Records shown:
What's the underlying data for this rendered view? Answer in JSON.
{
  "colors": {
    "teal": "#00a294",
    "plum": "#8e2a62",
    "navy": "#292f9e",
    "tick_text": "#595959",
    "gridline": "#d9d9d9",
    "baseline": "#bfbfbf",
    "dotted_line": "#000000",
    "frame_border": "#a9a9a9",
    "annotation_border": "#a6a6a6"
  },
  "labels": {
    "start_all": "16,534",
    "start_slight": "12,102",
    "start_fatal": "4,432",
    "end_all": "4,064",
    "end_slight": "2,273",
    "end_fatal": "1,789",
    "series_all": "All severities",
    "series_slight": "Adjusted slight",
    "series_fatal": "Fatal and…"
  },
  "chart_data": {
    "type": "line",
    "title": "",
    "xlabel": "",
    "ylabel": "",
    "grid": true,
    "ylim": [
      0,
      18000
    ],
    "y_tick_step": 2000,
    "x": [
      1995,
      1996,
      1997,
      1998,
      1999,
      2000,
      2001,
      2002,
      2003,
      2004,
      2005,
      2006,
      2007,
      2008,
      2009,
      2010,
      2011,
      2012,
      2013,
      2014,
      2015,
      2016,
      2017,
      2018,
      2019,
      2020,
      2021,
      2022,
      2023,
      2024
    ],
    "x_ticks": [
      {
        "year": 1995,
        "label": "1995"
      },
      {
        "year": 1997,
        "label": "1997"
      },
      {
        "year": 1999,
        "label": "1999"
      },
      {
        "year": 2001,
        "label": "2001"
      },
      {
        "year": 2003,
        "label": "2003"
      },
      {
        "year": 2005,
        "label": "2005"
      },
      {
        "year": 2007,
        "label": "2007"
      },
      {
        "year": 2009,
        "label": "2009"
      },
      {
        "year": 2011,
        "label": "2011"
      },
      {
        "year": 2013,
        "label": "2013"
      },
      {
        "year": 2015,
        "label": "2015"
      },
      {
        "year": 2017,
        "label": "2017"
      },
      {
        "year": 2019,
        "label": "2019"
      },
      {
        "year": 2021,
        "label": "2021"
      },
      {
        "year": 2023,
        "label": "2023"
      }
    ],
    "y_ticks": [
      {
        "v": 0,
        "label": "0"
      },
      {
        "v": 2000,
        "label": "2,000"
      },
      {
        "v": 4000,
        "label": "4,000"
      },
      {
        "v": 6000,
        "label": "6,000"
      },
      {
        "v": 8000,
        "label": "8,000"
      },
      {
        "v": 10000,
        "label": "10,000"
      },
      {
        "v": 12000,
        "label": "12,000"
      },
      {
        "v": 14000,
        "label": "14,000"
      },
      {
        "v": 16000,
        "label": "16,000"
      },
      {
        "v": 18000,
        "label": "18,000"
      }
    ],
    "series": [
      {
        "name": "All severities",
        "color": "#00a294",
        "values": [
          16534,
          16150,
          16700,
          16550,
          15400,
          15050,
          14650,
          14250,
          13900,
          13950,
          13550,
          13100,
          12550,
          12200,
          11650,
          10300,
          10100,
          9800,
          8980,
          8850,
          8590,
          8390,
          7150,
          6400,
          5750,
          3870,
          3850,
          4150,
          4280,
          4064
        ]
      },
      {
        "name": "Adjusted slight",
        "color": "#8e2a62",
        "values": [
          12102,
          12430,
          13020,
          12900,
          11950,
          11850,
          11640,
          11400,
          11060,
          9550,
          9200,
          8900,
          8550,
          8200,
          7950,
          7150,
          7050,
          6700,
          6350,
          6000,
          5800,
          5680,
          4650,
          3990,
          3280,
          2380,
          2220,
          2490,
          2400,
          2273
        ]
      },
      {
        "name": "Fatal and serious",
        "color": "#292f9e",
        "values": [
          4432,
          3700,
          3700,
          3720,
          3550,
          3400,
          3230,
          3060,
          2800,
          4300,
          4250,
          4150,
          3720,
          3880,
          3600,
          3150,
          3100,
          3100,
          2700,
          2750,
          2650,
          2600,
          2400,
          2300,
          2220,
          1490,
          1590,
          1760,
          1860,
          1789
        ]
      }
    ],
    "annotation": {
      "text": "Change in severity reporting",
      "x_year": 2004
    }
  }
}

==

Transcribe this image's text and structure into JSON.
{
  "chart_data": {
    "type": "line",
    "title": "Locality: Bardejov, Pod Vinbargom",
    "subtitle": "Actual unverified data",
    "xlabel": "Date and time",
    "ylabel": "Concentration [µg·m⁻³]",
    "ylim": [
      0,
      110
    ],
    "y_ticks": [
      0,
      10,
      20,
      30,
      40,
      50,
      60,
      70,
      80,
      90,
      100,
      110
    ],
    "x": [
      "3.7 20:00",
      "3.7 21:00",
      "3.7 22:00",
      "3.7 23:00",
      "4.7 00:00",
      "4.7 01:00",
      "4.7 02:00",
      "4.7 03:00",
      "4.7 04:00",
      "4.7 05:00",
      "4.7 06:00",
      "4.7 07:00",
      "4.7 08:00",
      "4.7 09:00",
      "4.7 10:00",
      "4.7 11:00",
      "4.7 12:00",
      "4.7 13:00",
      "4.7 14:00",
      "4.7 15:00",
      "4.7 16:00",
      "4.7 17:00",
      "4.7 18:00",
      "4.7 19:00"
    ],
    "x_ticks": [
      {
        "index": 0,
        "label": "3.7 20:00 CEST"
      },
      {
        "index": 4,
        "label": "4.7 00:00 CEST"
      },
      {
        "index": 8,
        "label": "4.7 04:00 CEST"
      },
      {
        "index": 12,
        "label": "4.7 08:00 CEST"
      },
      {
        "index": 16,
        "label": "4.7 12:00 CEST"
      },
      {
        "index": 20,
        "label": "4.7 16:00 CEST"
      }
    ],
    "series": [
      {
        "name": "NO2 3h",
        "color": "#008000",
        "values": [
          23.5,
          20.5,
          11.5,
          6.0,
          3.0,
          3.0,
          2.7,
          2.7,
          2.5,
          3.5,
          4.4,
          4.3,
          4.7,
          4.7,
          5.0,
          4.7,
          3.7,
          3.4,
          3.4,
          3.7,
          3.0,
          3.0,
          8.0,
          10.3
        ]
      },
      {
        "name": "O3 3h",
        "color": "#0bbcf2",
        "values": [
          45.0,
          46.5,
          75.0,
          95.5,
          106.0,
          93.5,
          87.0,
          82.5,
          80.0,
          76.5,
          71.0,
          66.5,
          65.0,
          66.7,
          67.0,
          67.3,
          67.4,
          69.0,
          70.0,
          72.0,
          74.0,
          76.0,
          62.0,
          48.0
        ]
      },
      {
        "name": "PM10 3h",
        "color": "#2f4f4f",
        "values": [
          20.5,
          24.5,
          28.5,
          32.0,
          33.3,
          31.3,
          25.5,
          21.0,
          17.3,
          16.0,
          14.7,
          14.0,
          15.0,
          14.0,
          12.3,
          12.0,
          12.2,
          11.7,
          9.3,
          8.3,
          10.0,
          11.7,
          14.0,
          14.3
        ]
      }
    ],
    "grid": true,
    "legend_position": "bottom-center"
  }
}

Instruction:
Report all lines of the data above that include the string "CEST".

The response:
        "label": "3.7 20:00 CEST"
        "label": "4.7 00:00 CEST"
        "label": "4.7 04:00 CEST"
        "label": "4.7 08:00 CEST"
        "label": "4.7 12:00 CEST"
        "label": "4.7 16:00 CEST"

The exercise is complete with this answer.